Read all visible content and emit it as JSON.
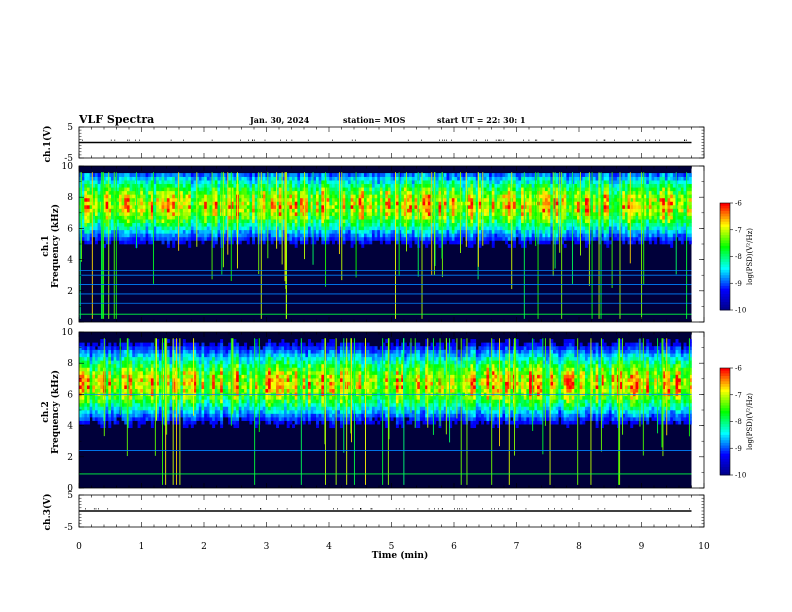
{
  "header": {
    "title": "VLF Spectra",
    "date": "Jan. 30, 2024",
    "station": "station= MOS",
    "start_ut": "start  UT  =   22: 30: 1"
  },
  "chart_data": [
    {
      "type": "line",
      "panel": "ch1-waveform",
      "ylabel": "ch.1(V)",
      "xlim": [
        0,
        10
      ],
      "ylim": [
        -5,
        5
      ],
      "yticks": [
        "5",
        "-5"
      ],
      "series": [
        {
          "x": [
            0,
            9.8
          ],
          "y": [
            0,
            0
          ]
        }
      ]
    },
    {
      "type": "heatmap",
      "panel": "ch1-spectrogram",
      "ylabel": "ch.1\nFrequency (kHz)",
      "xlim": [
        0,
        9.8
      ],
      "ylim": [
        0,
        10
      ],
      "yticks": [
        "0",
        "2",
        "4",
        "6",
        "8",
        "10"
      ],
      "band_center_khz": 7.5,
      "band_spread_khz": 1.8,
      "horizontal_lines_khz": [
        0.5,
        1.2,
        1.8,
        2.4,
        3.0,
        3.3
      ],
      "colorbar": {
        "label": "log(PSD)(V²/Hz)",
        "ticks": [
          "-6",
          "-7",
          "-8",
          "-9",
          "-10"
        ],
        "range": [
          -10,
          -6
        ]
      }
    },
    {
      "type": "heatmap",
      "panel": "ch2-spectrogram",
      "ylabel": "ch.2\nFrequency (kHz)",
      "xlim": [
        0,
        9.8
      ],
      "ylim": [
        0,
        10
      ],
      "yticks": [
        "0",
        "2",
        "4",
        "6",
        "8",
        "10"
      ],
      "band_center_khz": 6.7,
      "band_spread_khz": 1.9,
      "horizontal_lines_khz": [
        0.9,
        2.4,
        6.0
      ],
      "colorbar": {
        "label": "log(PSD)(V²/Hz)",
        "ticks": [
          "-6",
          "-7",
          "-8",
          "-9",
          "-10"
        ],
        "range": [
          -10,
          -6
        ]
      }
    },
    {
      "type": "line",
      "panel": "ch3-waveform",
      "ylabel": "ch.3(V)",
      "xlim": [
        0,
        10
      ],
      "ylim": [
        -5,
        5
      ],
      "yticks": [
        "5",
        "-5"
      ],
      "series": [
        {
          "x": [
            0,
            9.8
          ],
          "y": [
            0,
            0
          ]
        }
      ]
    }
  ],
  "xaxis": {
    "label": "Time  (min)",
    "ticks": [
      "0",
      "1",
      "2",
      "3",
      "4",
      "5",
      "6",
      "7",
      "8",
      "9",
      "10"
    ],
    "range": [
      0,
      10
    ]
  },
  "colors": {
    "background": "#000033",
    "colormap": [
      "#00007f",
      "#0000ff",
      "#00ffff",
      "#00ff00",
      "#ffff00",
      "#ff0000",
      "#ffffff"
    ]
  }
}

==========

### Requirement
Return only the number of lines in the preceding records that contain the string "nFrequency".

### Answer for the task
2